:: EXERCISE DESCRIPTION ::
Output the lines that follow exactly as they are.

········

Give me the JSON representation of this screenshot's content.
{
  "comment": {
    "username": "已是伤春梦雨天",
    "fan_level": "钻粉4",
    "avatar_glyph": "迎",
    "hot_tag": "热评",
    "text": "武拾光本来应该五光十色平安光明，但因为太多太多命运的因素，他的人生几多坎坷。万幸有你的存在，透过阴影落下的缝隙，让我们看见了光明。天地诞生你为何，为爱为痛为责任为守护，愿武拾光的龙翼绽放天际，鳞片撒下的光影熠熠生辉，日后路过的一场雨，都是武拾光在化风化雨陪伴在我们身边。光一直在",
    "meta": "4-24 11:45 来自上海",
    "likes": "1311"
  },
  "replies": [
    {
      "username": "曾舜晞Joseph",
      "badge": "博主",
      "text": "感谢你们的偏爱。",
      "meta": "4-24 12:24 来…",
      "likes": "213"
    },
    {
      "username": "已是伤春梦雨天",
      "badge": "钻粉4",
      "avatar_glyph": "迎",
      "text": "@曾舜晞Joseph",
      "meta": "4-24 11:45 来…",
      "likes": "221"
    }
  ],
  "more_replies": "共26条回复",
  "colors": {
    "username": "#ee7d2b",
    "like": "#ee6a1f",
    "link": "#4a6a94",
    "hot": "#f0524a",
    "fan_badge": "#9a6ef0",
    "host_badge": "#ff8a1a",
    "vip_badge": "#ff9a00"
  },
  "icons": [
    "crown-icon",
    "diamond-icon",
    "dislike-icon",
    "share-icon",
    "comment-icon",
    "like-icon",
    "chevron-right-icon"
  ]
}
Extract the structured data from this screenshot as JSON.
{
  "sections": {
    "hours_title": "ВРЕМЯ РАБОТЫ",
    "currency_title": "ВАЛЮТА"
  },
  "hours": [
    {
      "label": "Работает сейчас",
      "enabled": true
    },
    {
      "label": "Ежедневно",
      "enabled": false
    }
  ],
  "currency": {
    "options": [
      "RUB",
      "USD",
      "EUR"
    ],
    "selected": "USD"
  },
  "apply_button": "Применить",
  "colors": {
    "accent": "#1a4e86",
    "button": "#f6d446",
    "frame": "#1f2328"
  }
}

········

:: TASK RESULT ::
Give me the JSON representation of this screenshot's content.
{
  "comment": {
    "username": "已是伤春梦雨天",
    "fan_level": "钻粉4",
    "avatar_glyph": "迎",
    "hot_tag": "热评",
    "text": "武拾光本来应该五光十色平安光明，但因为太多太多命运的因素，他的人生几多坎坷。万幸有你的存在，透过阴影落下的缝隙，让我们看见了光明。天地诞生你为何，为爱为痛为责任为守护，愿武拾光的龙翼绽放天际，鳞片撒下的光影熠熠生辉，日后路过的一场雨，都是武拾光在化风化雨陪伴在我们身边。光一直在",
    "meta": "4-24 11:45 来自上海",
    "likes": "1311"
  },
  "replies": [
    {
      "username": "曾舜晞Joseph",
      "badge": "博主",
      "text": "感谢你们的偏爱。",
      "meta": "4-24 12:24 来…",
      "likes": "213"
    },
    {
      "username": "已是伤春梦雨天",
      "badge": "钻粉4",
      "avatar_glyph": "迎",
      "text": "@曾舜晞Joseph",
      "meta": "4-24 11:45 来…",
      "likes": "221"
    }
  ],
  "more_replies": "共26条回复",
  "colors": {
    "username": "#ee7d2b",
    "like": "#ee6a1f",
    "link": "#4a6a94",
    "hot": "#f0524a",
    "fan_badge": "#9a6ef0",
    "host_badge": "#ff8a1a",
    "vip_badge": "#ff9a00"
  },
  "icons": [
    "crown-icon",
    "diamond-icon",
    "dislike-icon",
    "share-icon",
    "comment-icon",
    "like-icon",
    "chevron-right-icon"
  ]
}
Extract the structured data from this screenshot as JSON.
{
  "sections": {
    "hours_title": "ВРЕМЯ РАБОТЫ",
    "currency_title": "ВАЛЮТА"
  },
  "hours": [
    {
      "label": "Работает сейчас",
      "enabled": true
    },
    {
      "label": "Ежедневно",
      "enabled": false
    }
  ],
  "currency": {
    "options": [
      "RUB",
      "USD",
      "EUR"
    ],
    "selected": "USD"
  },
  "apply_button": "Применить",
  "colors": {
    "accent": "#1a4e86",
    "button": "#f6d446",
    "frame": "#1f2328"
  }
}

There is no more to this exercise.